GIVEN INSTRUCTION:
Please report every line from the material that contains the word "screenshot".

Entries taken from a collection
• • • •
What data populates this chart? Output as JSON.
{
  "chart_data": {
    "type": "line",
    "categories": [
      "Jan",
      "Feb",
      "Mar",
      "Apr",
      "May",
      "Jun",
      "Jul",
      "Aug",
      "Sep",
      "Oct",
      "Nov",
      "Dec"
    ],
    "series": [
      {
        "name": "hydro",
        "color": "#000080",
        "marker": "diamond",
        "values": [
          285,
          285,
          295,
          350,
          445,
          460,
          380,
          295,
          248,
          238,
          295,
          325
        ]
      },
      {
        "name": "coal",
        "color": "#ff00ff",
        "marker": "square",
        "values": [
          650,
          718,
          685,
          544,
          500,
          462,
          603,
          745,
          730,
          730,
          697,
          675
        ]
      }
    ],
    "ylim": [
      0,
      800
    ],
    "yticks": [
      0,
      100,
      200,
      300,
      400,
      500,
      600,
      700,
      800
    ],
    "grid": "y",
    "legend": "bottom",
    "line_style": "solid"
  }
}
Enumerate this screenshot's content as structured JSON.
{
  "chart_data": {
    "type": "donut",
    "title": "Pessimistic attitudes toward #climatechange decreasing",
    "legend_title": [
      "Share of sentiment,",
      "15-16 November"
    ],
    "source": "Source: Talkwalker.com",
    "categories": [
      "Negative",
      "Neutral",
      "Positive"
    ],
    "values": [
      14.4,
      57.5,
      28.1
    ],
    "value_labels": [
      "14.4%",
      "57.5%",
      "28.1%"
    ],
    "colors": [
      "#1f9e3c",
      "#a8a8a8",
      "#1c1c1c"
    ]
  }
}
• • • •
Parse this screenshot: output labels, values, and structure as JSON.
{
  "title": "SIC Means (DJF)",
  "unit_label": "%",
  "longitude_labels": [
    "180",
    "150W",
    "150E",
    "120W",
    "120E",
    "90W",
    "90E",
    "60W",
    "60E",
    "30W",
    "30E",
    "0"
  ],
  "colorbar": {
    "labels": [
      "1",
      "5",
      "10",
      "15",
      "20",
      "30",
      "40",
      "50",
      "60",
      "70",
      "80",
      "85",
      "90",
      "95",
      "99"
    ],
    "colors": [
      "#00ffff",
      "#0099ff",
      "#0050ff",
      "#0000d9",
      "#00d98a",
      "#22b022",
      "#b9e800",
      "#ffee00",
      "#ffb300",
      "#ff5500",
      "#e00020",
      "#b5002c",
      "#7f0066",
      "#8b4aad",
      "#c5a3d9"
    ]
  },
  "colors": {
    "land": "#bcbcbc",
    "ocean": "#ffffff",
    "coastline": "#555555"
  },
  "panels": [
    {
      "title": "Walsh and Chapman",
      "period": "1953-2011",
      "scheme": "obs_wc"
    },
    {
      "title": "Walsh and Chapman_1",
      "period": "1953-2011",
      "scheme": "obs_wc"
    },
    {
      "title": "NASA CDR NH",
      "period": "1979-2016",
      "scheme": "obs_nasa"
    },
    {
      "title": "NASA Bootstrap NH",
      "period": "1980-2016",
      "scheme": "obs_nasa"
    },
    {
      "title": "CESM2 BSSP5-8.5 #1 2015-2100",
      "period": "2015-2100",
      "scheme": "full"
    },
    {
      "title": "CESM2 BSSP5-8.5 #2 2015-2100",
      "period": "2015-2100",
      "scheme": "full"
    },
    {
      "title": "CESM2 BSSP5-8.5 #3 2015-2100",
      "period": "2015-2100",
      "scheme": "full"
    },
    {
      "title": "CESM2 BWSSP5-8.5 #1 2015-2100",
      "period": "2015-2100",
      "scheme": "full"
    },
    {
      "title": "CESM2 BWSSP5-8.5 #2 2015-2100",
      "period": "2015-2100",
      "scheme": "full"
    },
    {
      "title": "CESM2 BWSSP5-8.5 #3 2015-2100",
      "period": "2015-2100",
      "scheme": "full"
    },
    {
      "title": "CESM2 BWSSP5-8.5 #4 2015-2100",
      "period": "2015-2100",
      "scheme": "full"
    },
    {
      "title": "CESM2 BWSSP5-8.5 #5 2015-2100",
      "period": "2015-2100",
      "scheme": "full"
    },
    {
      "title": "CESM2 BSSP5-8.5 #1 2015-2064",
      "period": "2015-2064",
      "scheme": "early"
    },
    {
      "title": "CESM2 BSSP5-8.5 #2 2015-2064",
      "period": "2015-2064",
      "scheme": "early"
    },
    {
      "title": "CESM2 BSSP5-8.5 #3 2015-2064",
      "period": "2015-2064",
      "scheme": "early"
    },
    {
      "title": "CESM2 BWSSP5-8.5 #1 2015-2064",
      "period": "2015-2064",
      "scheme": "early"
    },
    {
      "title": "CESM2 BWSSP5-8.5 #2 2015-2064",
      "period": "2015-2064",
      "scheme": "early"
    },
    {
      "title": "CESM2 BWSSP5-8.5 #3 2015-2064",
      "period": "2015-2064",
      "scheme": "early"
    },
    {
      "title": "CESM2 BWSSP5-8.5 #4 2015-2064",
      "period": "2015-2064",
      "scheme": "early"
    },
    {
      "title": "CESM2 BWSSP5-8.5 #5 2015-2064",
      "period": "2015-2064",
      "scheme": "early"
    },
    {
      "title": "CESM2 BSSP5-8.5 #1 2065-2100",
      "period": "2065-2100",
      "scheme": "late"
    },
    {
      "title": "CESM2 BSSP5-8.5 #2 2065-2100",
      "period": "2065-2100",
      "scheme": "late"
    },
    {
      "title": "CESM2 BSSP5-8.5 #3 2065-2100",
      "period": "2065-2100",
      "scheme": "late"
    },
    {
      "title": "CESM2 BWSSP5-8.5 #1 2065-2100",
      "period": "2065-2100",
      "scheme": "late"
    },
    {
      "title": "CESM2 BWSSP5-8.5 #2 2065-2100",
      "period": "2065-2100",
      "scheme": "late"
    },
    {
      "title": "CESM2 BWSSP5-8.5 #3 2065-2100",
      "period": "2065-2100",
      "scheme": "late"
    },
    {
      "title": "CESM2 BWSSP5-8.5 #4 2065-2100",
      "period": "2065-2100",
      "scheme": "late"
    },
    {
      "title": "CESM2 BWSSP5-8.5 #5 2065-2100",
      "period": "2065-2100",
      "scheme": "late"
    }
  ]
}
• • • •
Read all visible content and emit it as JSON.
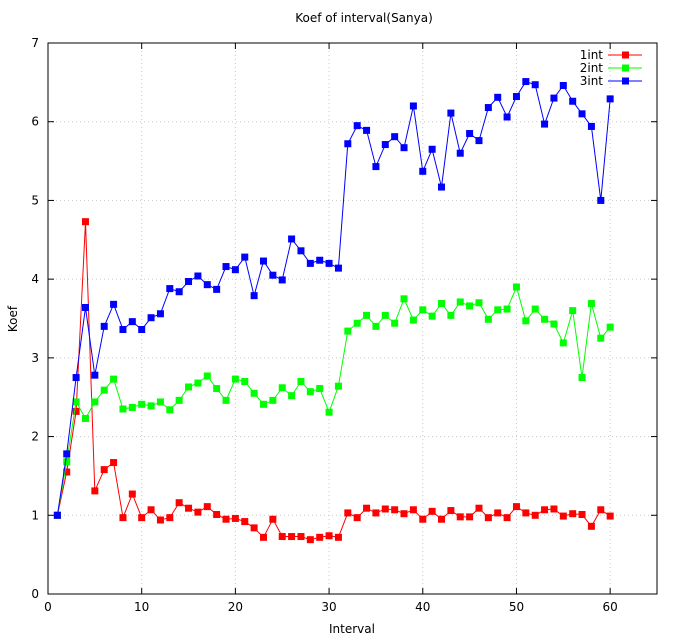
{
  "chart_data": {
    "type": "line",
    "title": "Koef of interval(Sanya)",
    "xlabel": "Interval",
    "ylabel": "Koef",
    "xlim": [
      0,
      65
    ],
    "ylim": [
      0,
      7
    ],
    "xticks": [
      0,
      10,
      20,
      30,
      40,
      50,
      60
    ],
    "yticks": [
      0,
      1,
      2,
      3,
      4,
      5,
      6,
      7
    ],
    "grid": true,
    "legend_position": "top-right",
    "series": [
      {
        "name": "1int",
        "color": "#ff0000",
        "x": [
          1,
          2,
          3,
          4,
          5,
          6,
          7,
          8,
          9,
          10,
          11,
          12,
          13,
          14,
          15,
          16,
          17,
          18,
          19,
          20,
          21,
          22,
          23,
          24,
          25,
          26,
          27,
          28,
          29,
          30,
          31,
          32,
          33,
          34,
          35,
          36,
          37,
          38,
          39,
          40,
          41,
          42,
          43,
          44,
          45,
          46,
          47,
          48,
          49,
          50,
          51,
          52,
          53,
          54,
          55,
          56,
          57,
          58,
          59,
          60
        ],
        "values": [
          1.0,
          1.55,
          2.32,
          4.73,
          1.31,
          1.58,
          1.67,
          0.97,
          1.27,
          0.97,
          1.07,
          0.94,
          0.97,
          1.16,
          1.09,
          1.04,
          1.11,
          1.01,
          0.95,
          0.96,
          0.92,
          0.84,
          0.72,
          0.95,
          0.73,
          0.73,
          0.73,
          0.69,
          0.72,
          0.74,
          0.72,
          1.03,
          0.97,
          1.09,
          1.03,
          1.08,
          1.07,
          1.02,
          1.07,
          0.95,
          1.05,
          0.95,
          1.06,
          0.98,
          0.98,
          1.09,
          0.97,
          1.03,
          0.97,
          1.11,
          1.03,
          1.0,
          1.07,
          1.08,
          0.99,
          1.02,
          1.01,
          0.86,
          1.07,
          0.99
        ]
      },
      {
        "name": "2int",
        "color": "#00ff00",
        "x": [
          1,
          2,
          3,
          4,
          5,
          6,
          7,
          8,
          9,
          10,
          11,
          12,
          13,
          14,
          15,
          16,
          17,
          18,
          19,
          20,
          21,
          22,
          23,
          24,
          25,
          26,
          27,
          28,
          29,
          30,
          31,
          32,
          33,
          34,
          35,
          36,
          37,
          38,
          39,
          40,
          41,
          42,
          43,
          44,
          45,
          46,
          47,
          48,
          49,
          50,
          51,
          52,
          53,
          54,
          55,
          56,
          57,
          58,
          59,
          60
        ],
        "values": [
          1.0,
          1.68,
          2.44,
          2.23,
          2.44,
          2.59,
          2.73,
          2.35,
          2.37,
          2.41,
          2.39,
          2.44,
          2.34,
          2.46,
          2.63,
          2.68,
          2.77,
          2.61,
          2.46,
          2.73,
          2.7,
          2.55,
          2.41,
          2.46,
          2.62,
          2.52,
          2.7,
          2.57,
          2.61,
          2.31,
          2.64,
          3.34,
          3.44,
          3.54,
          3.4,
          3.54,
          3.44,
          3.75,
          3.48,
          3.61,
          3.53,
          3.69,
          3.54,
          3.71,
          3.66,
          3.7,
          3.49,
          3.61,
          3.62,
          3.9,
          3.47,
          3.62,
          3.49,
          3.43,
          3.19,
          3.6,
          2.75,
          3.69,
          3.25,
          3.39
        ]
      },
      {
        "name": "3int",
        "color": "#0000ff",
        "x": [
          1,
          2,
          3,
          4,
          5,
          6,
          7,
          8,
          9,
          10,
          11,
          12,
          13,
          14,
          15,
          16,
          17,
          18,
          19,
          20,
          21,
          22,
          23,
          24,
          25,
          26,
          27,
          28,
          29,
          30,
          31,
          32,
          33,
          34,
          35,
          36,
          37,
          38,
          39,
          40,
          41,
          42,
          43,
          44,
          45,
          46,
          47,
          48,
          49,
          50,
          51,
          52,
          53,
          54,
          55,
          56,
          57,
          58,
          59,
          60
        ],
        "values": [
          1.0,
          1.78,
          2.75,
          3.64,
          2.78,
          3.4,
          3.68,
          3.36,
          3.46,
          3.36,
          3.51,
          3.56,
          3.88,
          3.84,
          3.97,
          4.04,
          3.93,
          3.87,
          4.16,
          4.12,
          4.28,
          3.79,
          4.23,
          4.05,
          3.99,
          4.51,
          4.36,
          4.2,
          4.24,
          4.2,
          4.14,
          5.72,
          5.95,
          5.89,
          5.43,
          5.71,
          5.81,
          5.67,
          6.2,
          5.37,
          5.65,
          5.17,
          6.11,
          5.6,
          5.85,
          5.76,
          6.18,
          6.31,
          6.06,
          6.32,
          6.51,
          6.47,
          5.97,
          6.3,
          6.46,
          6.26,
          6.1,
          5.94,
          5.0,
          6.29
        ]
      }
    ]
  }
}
• • • •
REPLY:
Enumerate this screenshot's content as structured JSON.
Parse this screenshot: output labels, values, and structure as JSON.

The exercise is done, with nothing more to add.